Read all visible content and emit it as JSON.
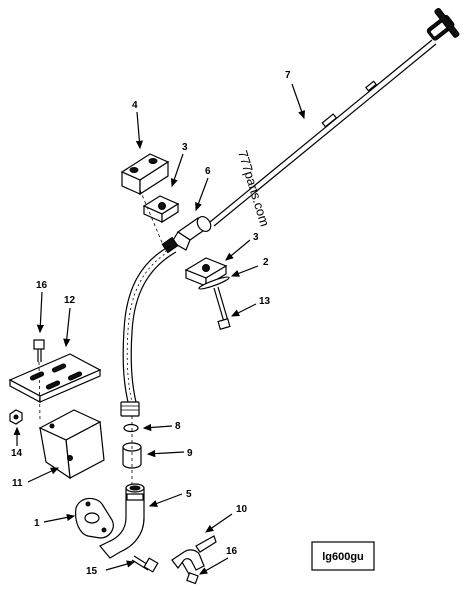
{
  "watermark": "777parts.com",
  "drawing_id": "lg600gu",
  "callouts": {
    "c1": "1",
    "c2": "2",
    "c3a": "3",
    "c3b": "3",
    "c4": "4",
    "c5": "5",
    "c6": "6",
    "c7": "7",
    "c8": "8",
    "c9": "9",
    "c10": "10",
    "c11": "11",
    "c12": "12",
    "c13": "13",
    "c14": "14",
    "c15": "15",
    "c16a": "16",
    "c16b": "16"
  }
}
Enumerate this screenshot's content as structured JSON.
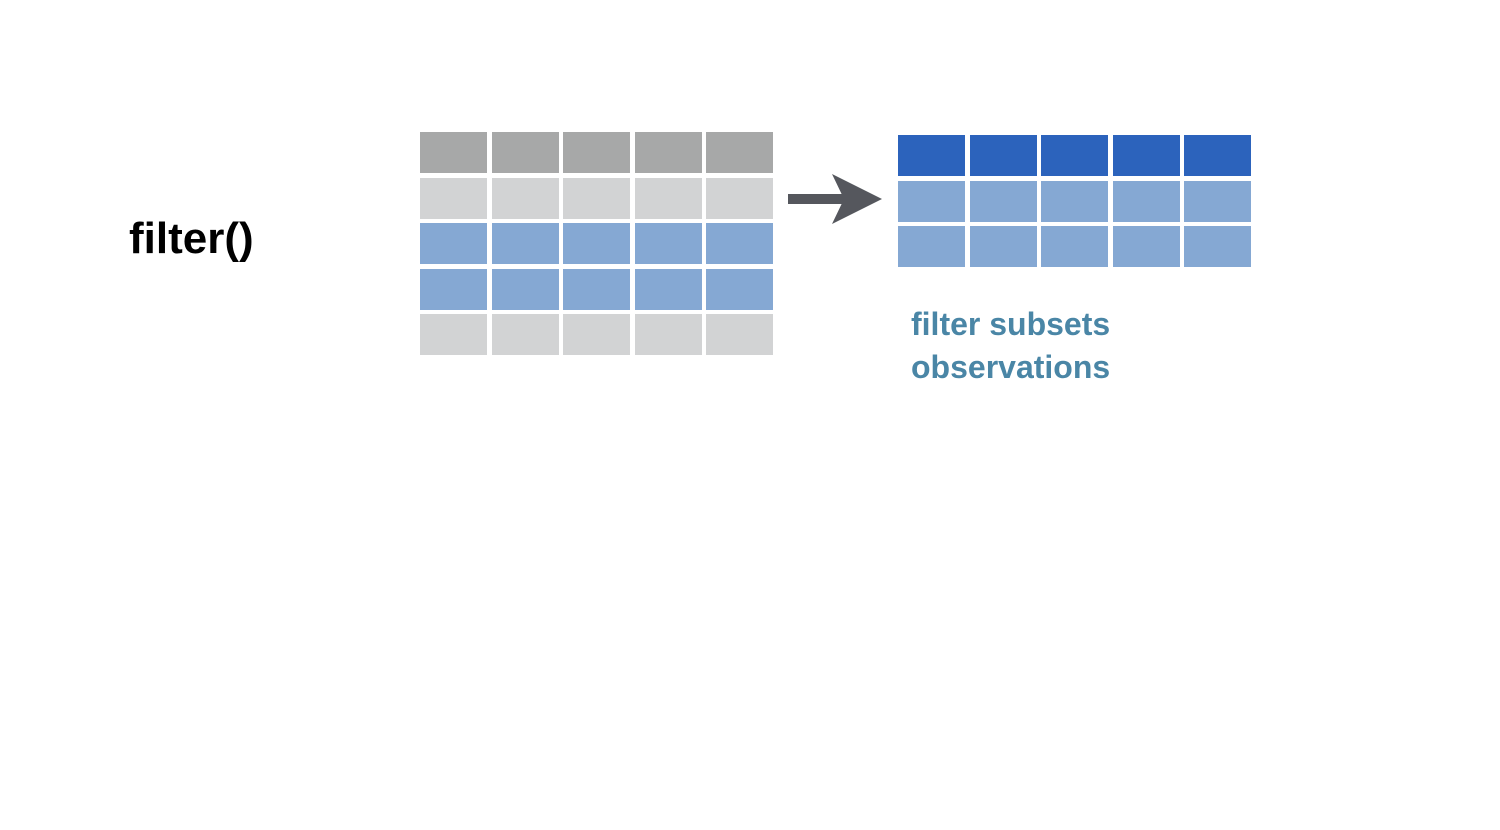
{
  "function_label": "filter()",
  "caption": {
    "line1": "filter subsets",
    "line2": "observations"
  },
  "colors": {
    "header_gray": "#a7a8a8",
    "row_gray": "#d2d3d4",
    "row_blue": "#85a8d3",
    "header_blue": "#2c63bc",
    "arrow": "#55575d",
    "caption": "#4a86a6"
  },
  "input_table": {
    "columns": 5,
    "rows": [
      "header",
      "excluded",
      "kept",
      "kept",
      "excluded"
    ]
  },
  "output_table": {
    "columns": 5,
    "rows": [
      "header",
      "kept",
      "kept"
    ]
  },
  "arrow_icon": "right-arrow-icon"
}
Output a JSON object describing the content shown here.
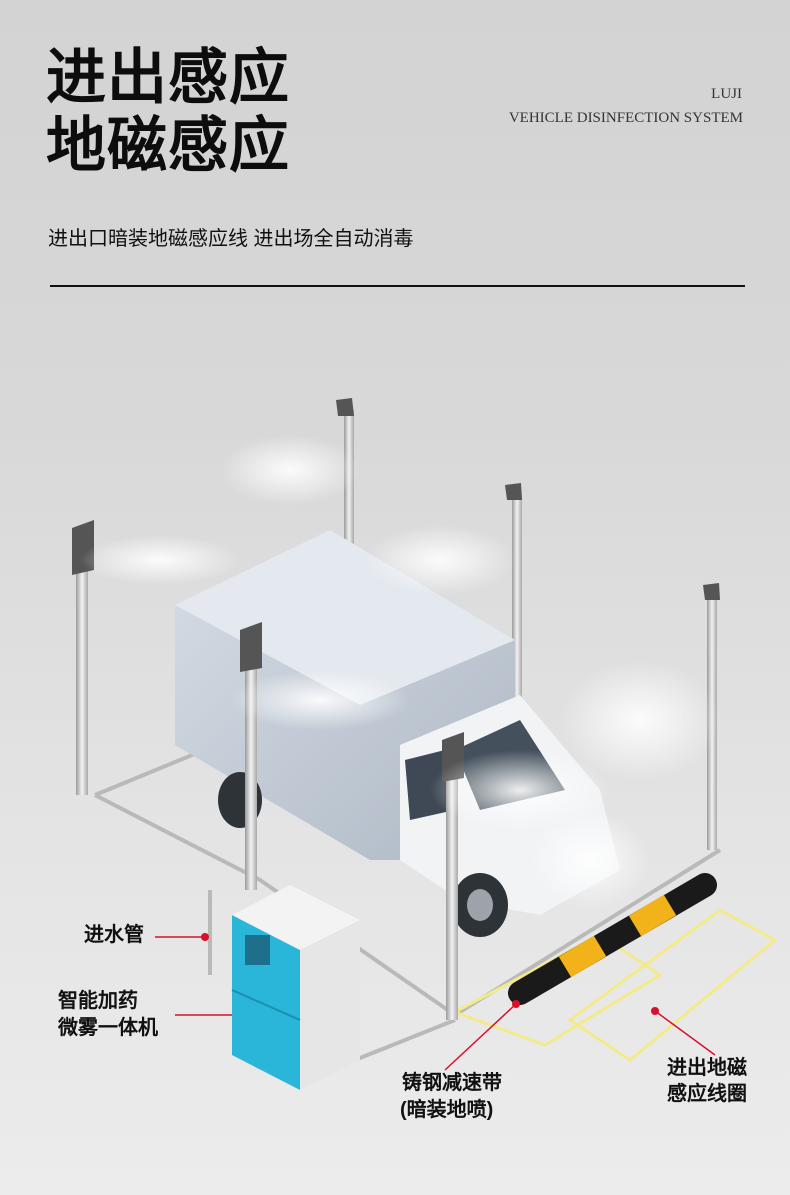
{
  "header": {
    "title_line1": "进出感应",
    "title_line2": "地磁感应",
    "brand": "LUJI",
    "subtitle": "VEHICLE DISINFECTION SYSTEM",
    "tagline": "进出口暗装地磁感应线  进出场全自动消毒"
  },
  "callouts": {
    "water_inlet": "进水管",
    "machine_line1": "智能加药",
    "machine_line2": "微雾一体机",
    "speed_bump_line1": "铸钢减速带",
    "speed_bump_line2": "(暗装地喷)",
    "loop_line1": "进出地磁",
    "loop_line2": "感应线圈"
  },
  "colors": {
    "accent_red": "#d8102a",
    "machine_blue": "#29b6d8",
    "bump_yellow": "#f2b21a",
    "loop_yellow": "#f3ea8a"
  }
}
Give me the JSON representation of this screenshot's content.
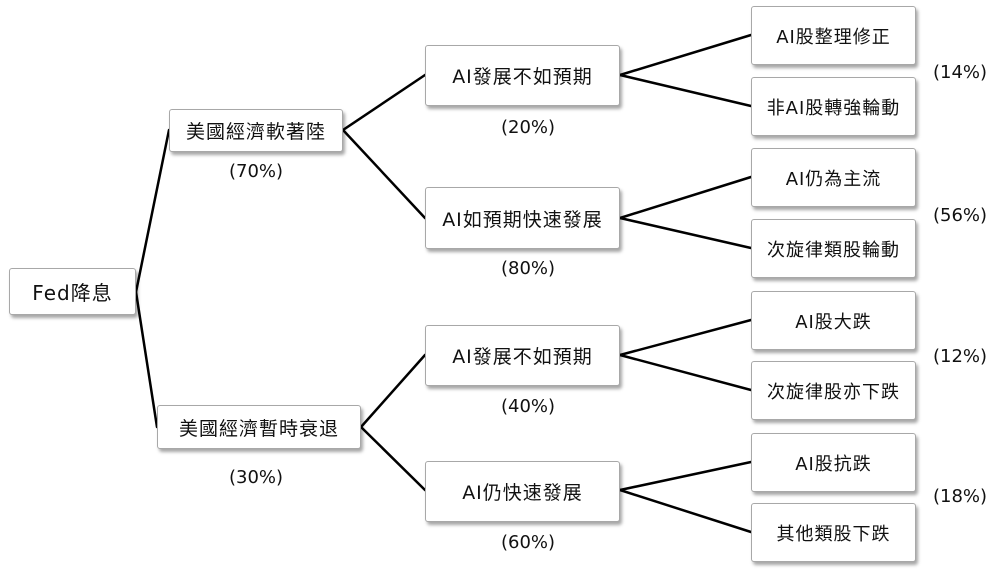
{
  "root": {
    "label": "Fed降息"
  },
  "level1": [
    {
      "label": "美國經濟軟著陸",
      "prob": "(70%)"
    },
    {
      "label": "美國經濟暫時衰退",
      "prob": "(30%)"
    }
  ],
  "level2": [
    {
      "label": "AI發展不如預期",
      "prob": "(20%)"
    },
    {
      "label": "AI如預期快速發展",
      "prob": "(80%)"
    },
    {
      "label": "AI發展不如預期",
      "prob": "(40%)"
    },
    {
      "label": "AI仍快速發展",
      "prob": "(60%)"
    }
  ],
  "level3": [
    {
      "label": "AI股整理修正"
    },
    {
      "label": "非AI股轉強輪動"
    },
    {
      "label": "AI仍為主流"
    },
    {
      "label": "次旋律類股輪動"
    },
    {
      "label": "AI股大跌"
    },
    {
      "label": "次旋律股亦下跌"
    },
    {
      "label": "AI股抗跌"
    },
    {
      "label": "其他類股下跌"
    }
  ],
  "outcomes": [
    "(14%)",
    "(56%)",
    "(12%)",
    "(18%)"
  ]
}
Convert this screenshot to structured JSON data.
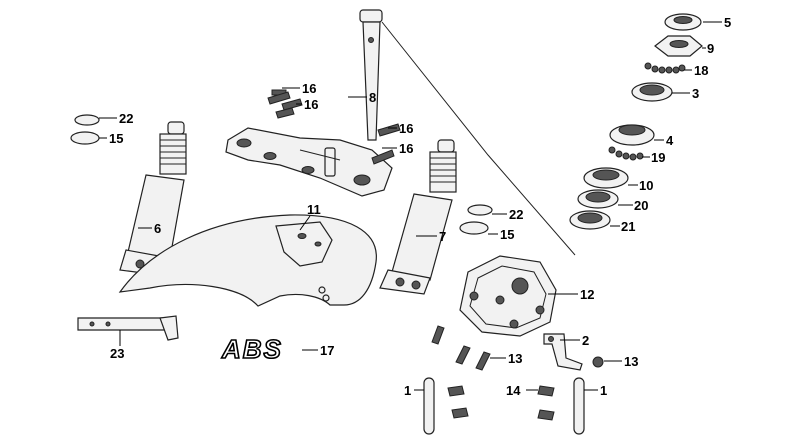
{
  "diagram": {
    "logo_text": "ABS",
    "callouts": {
      "c1a": "1",
      "c1b": "1",
      "c2": "2",
      "c3": "3",
      "c4": "4",
      "c5": "5",
      "c6": "6",
      "c7": "7",
      "c8": "8",
      "c9": "9",
      "c10": "10",
      "c11": "11",
      "c12": "12",
      "c13a": "13",
      "c13b": "13",
      "c14": "14",
      "c15a": "15",
      "c15b": "15",
      "c16a": "16",
      "c16b": "16",
      "c16c": "16",
      "c16d": "16",
      "c17": "17",
      "c18": "18",
      "c19": "19",
      "c20": "20",
      "c21": "21",
      "c22a": "22",
      "c22b": "22",
      "c23": "23"
    }
  }
}
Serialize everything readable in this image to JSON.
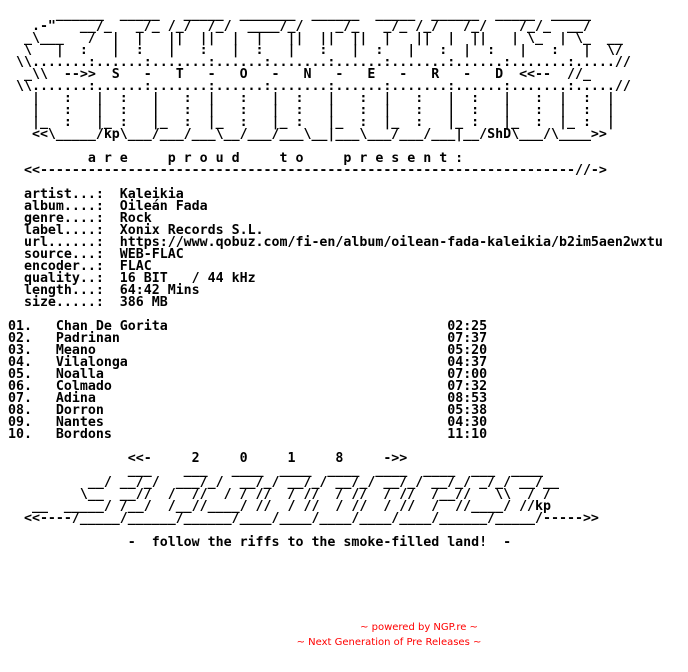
{
  "nfo": {
    "banner_top": [
      "      ______  _____   _____  _______  ______  _____  ______  _____  _____",
      "   .-\"   __/_   _/_ /_/  /_/  ____/_/    _/_   _/_ /_/   /_/    /_/_  __/",
      "  _\\___   /  |  |   ||  ||  |  |   ||  ||  ||  |   ||  |  ||   | \\_  | \\_  __",
      "  \\   |  :   |  :   |   :   |  :   |   :   |  :   |   :  |  :   |   :   |  \\/",
      " \\\\.......:......:.......:......:.......:......:.......:......:.......:.....//",
      "  _\\\\  -->>  S   -   T   -   O   -   N   -   E   -   R   -   D  <<--  //_",
      " \\\\.......:......:.......:......:.......:......:.......:......:.......:.....//",
      "   |   :   |  :   |   :  |   :   |  :   |   :  |   :   |  :   |   :  |  :  |",
      "   |   :   |  :   |   :  |   :   |  :   |   :  |   :   |  :   |   :  |  :  |",
      "   |_  :   |_ :   |_  :  |_  :   |_ :   |_  :  |_  :   |_ :   |_  :  |_ :  |",
      "   <<\\_____/kp\\___/___/___\\__/___/___\\__|___\\___/___/___|__/ShD\\___/\\____>>"
    ],
    "present_line": "          a r e     p r o u d     t o     p r e s e n t :",
    "present_rule": "  <<-------------------------------------------------------------------//->",
    "info_labels": [
      "  artist...:",
      "  album....:",
      "  genre....:",
      "  label....:",
      "  url......:",
      "  source...:",
      "  encoder..:",
      "  quality..:",
      "  length...:",
      "  size.....:"
    ],
    "info_values": [
      "Kaleikia",
      "Oileán Fada",
      "Rock",
      "Xonix Records S.L.",
      "https://www.qobuz.com/fi-en/album/oilean-fada-kaleikia/b2im5aen2wxtu",
      "WEB-FLAC",
      "FLAC",
      "16 BIT   / 44 kHz",
      "64:42 Mins",
      "386 MB"
    ],
    "tracks": [
      {
        "num": "01.",
        "title": "Chan De Gorita",
        "time": "02:25"
      },
      {
        "num": "02.",
        "title": "Padrinan",
        "time": "07:37"
      },
      {
        "num": "03.",
        "title": "Meano",
        "time": "05:20"
      },
      {
        "num": "04.",
        "title": "Vilalonga",
        "time": "04:37"
      },
      {
        "num": "05.",
        "title": "Noalla",
        "time": "07:00"
      },
      {
        "num": "06.",
        "title": "Colmado",
        "time": "07:32"
      },
      {
        "num": "07.",
        "title": "Adina",
        "time": "08:53"
      },
      {
        "num": "08.",
        "title": "Dorron",
        "time": "05:38"
      },
      {
        "num": "09.",
        "title": "Nantes",
        "time": "04:30"
      },
      {
        "num": "10.",
        "title": "Bordons",
        "time": "11:10"
      }
    ],
    "year_line": "               <<-     2     0     1     8     ->>",
    "banner_bottom": [
      "               ___    ___   ____  ____  ____  ____  ____  ___  ____",
      "          __/ __/_/  ___/_/  __/_/ __/_/ __/_/ __/_/ __/_/ _/_/ __/__",
      "         \\__  __//  /  //  / / //  / //  / //  / //  /__//   \\\\  / /",
      "   __  _____/ /__/  /__//____/ //  / //  / //  / //  /  //____/ //kp",
      "  <<----/_____/______/______/____/____/____/____/____/______/_____/----->>"
    ],
    "tagline": "               -  follow the riffs to the smoke-filled land!  -"
  },
  "footer": {
    "line1": "~ powered by NGP.re ~",
    "line2": "~ Next Generation of Pre Releases ~"
  },
  "colors": {
    "text": "#000000",
    "footer": "#ff0000",
    "background": "#ffffff"
  }
}
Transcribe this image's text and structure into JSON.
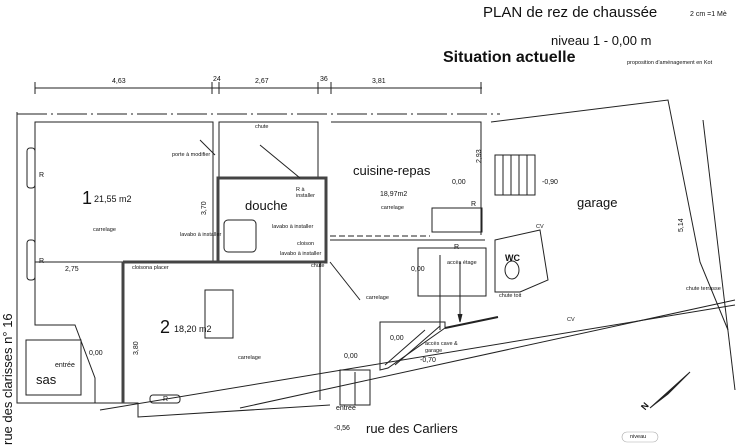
{
  "header": {
    "title": "PLAN de rez de chaussée",
    "scale": "2 cm =1 Mè",
    "level": "niveau 1   - 0,00 m",
    "situation": "Situation  actuelle",
    "proposal": "proposition d'aménagement en Kot"
  },
  "dimensions": {
    "top": [
      "4,63",
      "24",
      "2,67",
      "36",
      "3,81"
    ],
    "room1_width": "2,75",
    "room1_height": "3,70",
    "room2_height": "3,80",
    "kitchen_height": "2,93",
    "garage_length": "5,14"
  },
  "rooms": {
    "room1": {
      "number": "1",
      "area": "21,55 m2",
      "floor": "carrelage",
      "radiator1": "R",
      "radiator2": "R"
    },
    "room2": {
      "number": "2",
      "area": "18,20 m2",
      "floor": "carrelage",
      "partition": "cloisona placer",
      "radiator": "R"
    },
    "shower": {
      "name": "douche",
      "chute": "chute",
      "door_note": "porte à modifier",
      "radiator_note": "R à installer",
      "sink1": "lavabo à installer",
      "sink2": "lavabo à installer",
      "sink3": "lavabo à installer",
      "partition": "cloison",
      "chute2": "chute"
    },
    "kitchen": {
      "name": "cuisine-repas",
      "area": "18,97m2",
      "floor": "carrelage",
      "level": "0,00",
      "radiator": "R",
      "floor2": "carrelage"
    },
    "stairs": {
      "radiator": "R",
      "label": "accès étage",
      "level": "0,00",
      "cellar_label1": "accès cave &",
      "cellar_label2": "garage",
      "cellar_level_top": "0,00",
      "cellar_level": "-0,70"
    },
    "garage": {
      "name": "garage",
      "level": "-0,90",
      "cv1": "CV",
      "cv2": "CV",
      "chute_terrasse": "chute terrasse"
    },
    "wc": {
      "name": "WC",
      "chute_toit": "chute toit"
    },
    "sas": {
      "name": "sas",
      "entry": "entrée",
      "level": "0,00"
    },
    "main_entry": {
      "label": "entrée",
      "level": "0,00",
      "street_level": "-0,56"
    }
  },
  "streets": {
    "south": "rue des Carliers",
    "west": "rue des clarisses n° 16"
  },
  "compass": {
    "label": "N"
  },
  "legend": {
    "level_tag": "niveau"
  }
}
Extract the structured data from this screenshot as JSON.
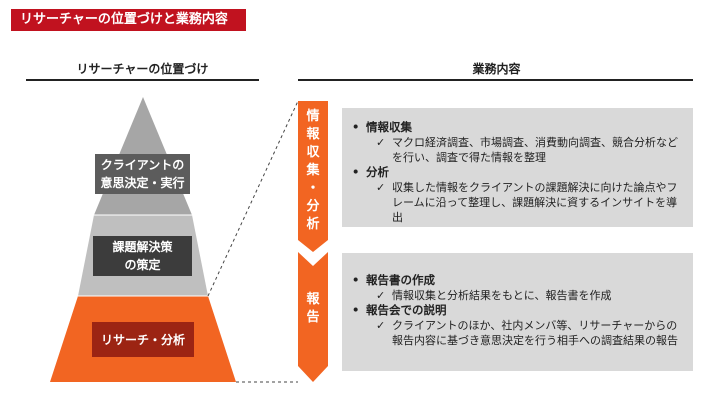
————————
▶ _What the task asks_:
Say how many lines above hold the word "area", giving only the count.

▶ _Exercise output_:
3